_WHAT YOU HAVE TO DO_. Transcribe the data that follows precisely, omitting nothing.

_RECORDS TO PROCESS_.
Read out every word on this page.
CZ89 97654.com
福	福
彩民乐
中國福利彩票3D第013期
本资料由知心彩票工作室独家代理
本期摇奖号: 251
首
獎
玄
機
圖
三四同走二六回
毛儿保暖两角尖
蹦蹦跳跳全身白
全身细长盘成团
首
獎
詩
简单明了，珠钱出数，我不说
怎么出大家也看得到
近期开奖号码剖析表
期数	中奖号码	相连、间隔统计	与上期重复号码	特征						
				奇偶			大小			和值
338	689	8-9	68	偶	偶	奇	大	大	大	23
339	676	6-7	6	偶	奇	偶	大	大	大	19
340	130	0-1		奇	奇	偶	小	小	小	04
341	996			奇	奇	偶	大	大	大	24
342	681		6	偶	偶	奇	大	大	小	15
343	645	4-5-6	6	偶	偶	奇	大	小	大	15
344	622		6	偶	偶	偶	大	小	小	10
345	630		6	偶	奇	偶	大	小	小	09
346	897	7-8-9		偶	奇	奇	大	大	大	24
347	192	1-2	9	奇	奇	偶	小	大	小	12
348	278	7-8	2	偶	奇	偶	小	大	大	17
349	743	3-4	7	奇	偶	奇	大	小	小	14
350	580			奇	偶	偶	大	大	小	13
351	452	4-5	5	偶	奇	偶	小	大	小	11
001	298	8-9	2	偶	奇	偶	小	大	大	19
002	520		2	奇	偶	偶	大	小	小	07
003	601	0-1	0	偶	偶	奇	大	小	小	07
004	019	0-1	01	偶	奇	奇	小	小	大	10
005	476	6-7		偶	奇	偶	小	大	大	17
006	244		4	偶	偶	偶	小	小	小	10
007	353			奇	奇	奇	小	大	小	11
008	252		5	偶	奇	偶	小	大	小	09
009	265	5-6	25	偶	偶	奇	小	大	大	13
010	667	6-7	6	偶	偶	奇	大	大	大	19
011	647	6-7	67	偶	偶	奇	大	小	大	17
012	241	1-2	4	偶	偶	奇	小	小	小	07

_OUTPUT BELOW_.
Read out every word on this page.
CZ89 97654.com
福	福
彩民乐
中國福利彩票3D第013期
本资料由知心彩票工作室独家代理
本期摇奖号: 251
首
獎
玄
機
圖
三四同走二六回
毛儿保暖两角尖
蹦蹦跳跳全身白
全身细长盘成团
首
獎
詩
简单明了，珠钱出数，我不说
怎么出大家也看得到
近期开奖号码剖析表
期数	中奖号码	相连、间隔统计	与上期重复号码	特征						
				奇偶			大小			和值
338	689	8-9	68	偶	偶	奇	大	大	大	23
339	676	6-7	6	偶	奇	偶	大	大	大	19
340	130	0-1		奇	奇	偶	小	小	小	04
341	996			奇	奇	偶	大	大	大	24
342	681		6	偶	偶	奇	大	大	小	15
343	645	4-5-6	6	偶	偶	奇	大	小	大	15
344	622		6	偶	偶	偶	大	小	小	10
345	630		6	偶	奇	偶	大	小	小	09
346	897	7-8-9		偶	奇	奇	大	大	大	24
347	192	1-2	9	奇	奇	偶	小	大	小	12
348	278	7-8	2	偶	奇	偶	小	大	大	17
349	743	3-4	7	奇	偶	奇	大	小	小	14
350	580			奇	偶	偶	大	大	小	13
351	452	4-5	5	偶	奇	偶	小	大	小	11
001	298	8-9	2	偶	奇	偶	小	大	大	19
002	520		2	奇	偶	偶	大	小	小	07
003	601	0-1	0	偶	偶	奇	大	小	小	07
004	019	0-1	01	偶	奇	奇	小	小	大	10
005	476	6-7		偶	奇	偶	小	大	大	17
006	244		4	偶	偶	偶	小	小	小	10
007	353			奇	奇	奇	小	大	小	11
008	252		5	偶	奇	偶	小	大	小	09
009	265	5-6	25	偶	偶	奇	小	大	大	13
010	667	6-7	6	偶	偶	奇	大	大	大	19
011	647	6-7	67	偶	偶	奇	大	小	大	17
012	241	1-2	4	偶	偶	奇	小	小	小	07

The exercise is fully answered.